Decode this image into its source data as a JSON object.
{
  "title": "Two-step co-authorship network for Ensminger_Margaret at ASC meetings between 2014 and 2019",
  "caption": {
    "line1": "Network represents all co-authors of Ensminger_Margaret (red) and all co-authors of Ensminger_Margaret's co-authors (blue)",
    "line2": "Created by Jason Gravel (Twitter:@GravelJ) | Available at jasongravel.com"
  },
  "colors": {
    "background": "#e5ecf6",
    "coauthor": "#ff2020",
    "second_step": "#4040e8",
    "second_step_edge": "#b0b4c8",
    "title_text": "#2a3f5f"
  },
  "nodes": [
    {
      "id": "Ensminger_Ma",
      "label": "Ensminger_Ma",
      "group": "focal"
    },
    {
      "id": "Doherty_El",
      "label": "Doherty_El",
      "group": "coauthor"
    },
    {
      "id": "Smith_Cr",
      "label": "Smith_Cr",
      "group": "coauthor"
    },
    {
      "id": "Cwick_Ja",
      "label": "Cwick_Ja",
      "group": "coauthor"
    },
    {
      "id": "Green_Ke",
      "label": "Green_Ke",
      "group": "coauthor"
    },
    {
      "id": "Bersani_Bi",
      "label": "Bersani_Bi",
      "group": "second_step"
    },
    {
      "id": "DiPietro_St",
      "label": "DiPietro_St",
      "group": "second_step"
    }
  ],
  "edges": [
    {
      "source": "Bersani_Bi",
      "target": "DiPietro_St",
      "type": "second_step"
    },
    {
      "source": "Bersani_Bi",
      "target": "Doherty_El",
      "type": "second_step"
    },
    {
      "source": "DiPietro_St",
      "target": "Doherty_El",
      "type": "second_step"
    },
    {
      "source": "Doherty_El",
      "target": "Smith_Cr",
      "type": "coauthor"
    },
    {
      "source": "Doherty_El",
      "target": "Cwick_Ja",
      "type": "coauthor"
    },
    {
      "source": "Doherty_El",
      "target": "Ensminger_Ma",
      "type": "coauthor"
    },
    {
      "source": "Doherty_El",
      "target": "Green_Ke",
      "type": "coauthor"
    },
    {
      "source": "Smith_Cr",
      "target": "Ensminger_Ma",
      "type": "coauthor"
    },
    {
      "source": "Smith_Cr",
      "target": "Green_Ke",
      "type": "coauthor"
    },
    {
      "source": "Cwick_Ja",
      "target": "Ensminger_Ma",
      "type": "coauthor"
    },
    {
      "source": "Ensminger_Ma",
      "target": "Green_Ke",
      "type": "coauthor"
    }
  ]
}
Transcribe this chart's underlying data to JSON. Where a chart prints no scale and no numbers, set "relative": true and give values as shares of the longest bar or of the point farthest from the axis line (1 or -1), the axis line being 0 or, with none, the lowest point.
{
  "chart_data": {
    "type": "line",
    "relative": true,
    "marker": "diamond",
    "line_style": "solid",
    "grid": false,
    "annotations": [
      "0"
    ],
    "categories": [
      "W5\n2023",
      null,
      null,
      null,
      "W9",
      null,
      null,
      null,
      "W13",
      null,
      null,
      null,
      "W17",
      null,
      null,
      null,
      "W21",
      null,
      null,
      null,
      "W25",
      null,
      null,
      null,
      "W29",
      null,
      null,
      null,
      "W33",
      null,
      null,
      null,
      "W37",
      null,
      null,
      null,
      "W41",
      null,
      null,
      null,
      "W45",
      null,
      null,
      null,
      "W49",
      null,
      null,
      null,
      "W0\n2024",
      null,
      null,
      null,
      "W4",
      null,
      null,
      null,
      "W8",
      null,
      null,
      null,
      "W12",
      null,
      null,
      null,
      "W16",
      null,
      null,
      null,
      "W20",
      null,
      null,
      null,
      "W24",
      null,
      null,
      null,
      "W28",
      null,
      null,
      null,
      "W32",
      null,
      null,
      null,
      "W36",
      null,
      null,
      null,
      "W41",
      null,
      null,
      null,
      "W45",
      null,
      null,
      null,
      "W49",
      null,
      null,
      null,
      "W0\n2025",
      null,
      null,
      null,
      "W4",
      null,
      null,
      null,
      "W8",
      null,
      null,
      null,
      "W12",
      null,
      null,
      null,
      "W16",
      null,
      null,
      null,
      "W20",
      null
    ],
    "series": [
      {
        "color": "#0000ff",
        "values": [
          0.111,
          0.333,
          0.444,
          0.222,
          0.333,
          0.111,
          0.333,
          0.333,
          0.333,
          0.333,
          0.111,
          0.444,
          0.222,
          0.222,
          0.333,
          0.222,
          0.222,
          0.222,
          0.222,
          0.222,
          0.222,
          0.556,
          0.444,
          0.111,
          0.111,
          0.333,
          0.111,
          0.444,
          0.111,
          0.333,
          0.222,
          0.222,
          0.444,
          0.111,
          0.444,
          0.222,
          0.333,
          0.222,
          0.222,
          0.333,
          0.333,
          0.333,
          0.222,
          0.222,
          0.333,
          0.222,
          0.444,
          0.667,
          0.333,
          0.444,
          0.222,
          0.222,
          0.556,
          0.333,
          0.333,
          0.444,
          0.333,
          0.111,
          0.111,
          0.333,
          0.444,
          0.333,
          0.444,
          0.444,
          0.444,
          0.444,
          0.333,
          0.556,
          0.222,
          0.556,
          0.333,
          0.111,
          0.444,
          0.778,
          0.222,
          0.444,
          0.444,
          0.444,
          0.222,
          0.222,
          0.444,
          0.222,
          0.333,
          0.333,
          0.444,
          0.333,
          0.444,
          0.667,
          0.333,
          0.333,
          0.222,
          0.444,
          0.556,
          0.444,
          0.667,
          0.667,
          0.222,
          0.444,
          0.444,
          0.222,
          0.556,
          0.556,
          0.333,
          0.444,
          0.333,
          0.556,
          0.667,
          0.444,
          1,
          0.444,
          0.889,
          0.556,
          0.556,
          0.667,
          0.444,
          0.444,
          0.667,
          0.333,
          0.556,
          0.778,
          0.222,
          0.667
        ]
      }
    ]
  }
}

+---+

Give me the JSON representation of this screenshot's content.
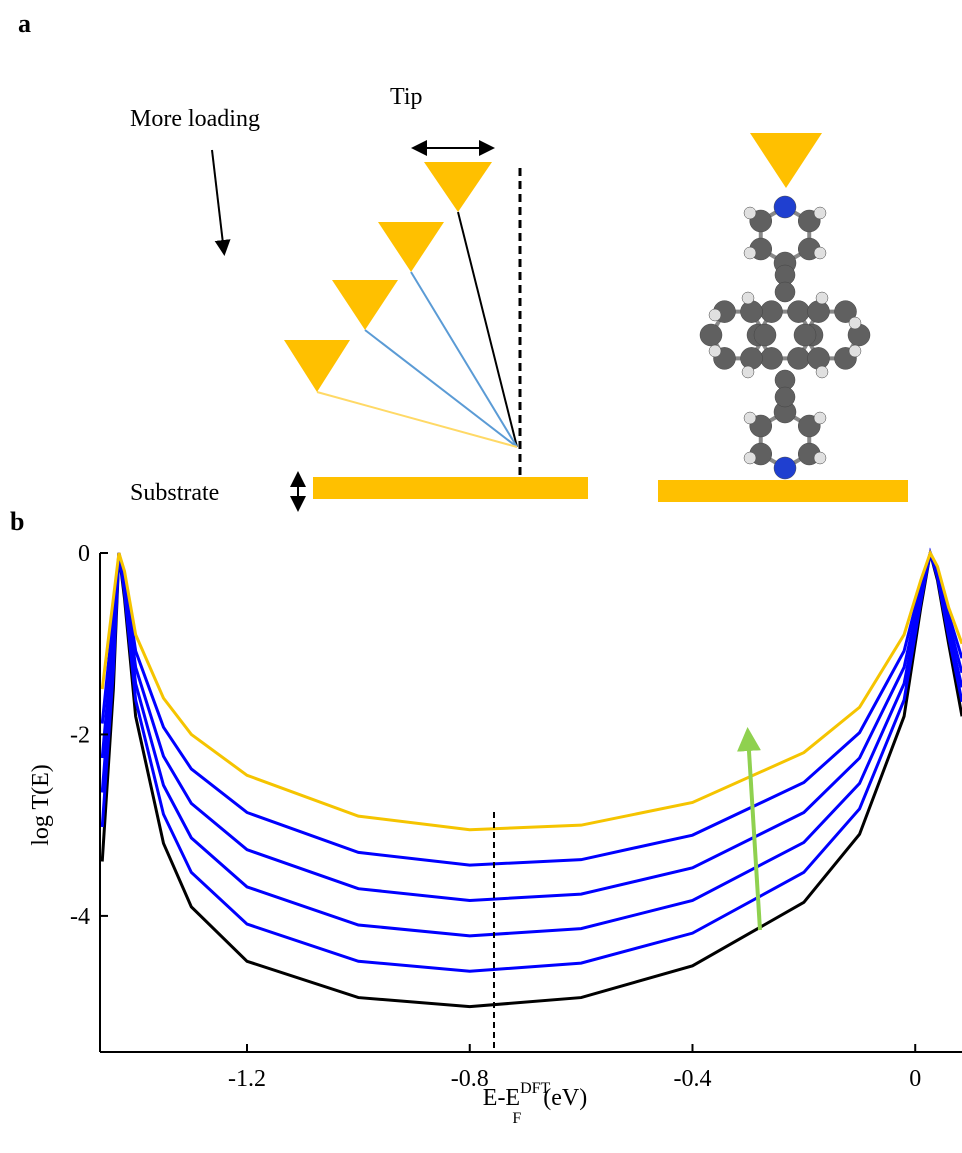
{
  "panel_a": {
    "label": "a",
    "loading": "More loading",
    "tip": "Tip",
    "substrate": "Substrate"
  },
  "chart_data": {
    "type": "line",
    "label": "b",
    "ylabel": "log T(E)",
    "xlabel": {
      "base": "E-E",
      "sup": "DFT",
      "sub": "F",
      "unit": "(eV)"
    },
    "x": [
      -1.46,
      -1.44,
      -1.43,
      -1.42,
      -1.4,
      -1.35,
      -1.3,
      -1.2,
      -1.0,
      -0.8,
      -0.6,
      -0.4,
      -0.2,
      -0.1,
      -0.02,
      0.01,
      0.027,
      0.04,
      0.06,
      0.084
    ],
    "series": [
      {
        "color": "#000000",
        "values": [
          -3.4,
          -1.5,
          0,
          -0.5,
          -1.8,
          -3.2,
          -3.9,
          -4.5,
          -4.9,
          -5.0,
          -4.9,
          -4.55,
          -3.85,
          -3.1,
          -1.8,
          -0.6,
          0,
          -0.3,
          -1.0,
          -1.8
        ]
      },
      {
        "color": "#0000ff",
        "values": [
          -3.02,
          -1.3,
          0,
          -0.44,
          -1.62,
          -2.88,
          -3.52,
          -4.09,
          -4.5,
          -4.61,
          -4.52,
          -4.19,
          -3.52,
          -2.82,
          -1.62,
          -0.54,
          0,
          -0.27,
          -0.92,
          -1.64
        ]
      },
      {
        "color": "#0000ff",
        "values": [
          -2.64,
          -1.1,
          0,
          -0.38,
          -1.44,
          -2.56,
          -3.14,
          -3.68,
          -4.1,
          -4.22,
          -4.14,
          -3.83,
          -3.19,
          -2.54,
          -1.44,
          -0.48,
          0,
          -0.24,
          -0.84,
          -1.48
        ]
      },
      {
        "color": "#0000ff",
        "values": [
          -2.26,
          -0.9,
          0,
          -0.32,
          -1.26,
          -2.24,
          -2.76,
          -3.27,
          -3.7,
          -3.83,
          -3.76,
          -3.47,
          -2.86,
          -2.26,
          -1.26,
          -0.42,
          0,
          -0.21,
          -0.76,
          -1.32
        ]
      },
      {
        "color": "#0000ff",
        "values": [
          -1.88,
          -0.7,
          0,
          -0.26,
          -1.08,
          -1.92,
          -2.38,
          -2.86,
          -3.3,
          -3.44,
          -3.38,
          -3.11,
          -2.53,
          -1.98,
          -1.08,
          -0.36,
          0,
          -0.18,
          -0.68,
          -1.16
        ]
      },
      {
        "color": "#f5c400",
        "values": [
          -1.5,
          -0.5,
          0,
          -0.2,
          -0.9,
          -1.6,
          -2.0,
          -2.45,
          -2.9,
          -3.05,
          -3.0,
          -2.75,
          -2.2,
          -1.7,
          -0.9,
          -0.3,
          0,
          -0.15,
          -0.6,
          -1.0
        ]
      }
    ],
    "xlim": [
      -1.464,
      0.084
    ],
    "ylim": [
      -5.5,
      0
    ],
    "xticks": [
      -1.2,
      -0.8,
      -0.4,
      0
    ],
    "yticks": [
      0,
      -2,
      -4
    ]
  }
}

+---+

# Stated goal
Pull out each line of the listing that holds the string "relative".

# Solution
Transcribe this chart's underlying data to JSON. Where a chart prints no scale and no numbers, set "relative": true and give values as shares of the longest bar or of the point farthest from the axis line (1 or -1), the axis line being 0 or, with none, the lowest point.
    "relative": true,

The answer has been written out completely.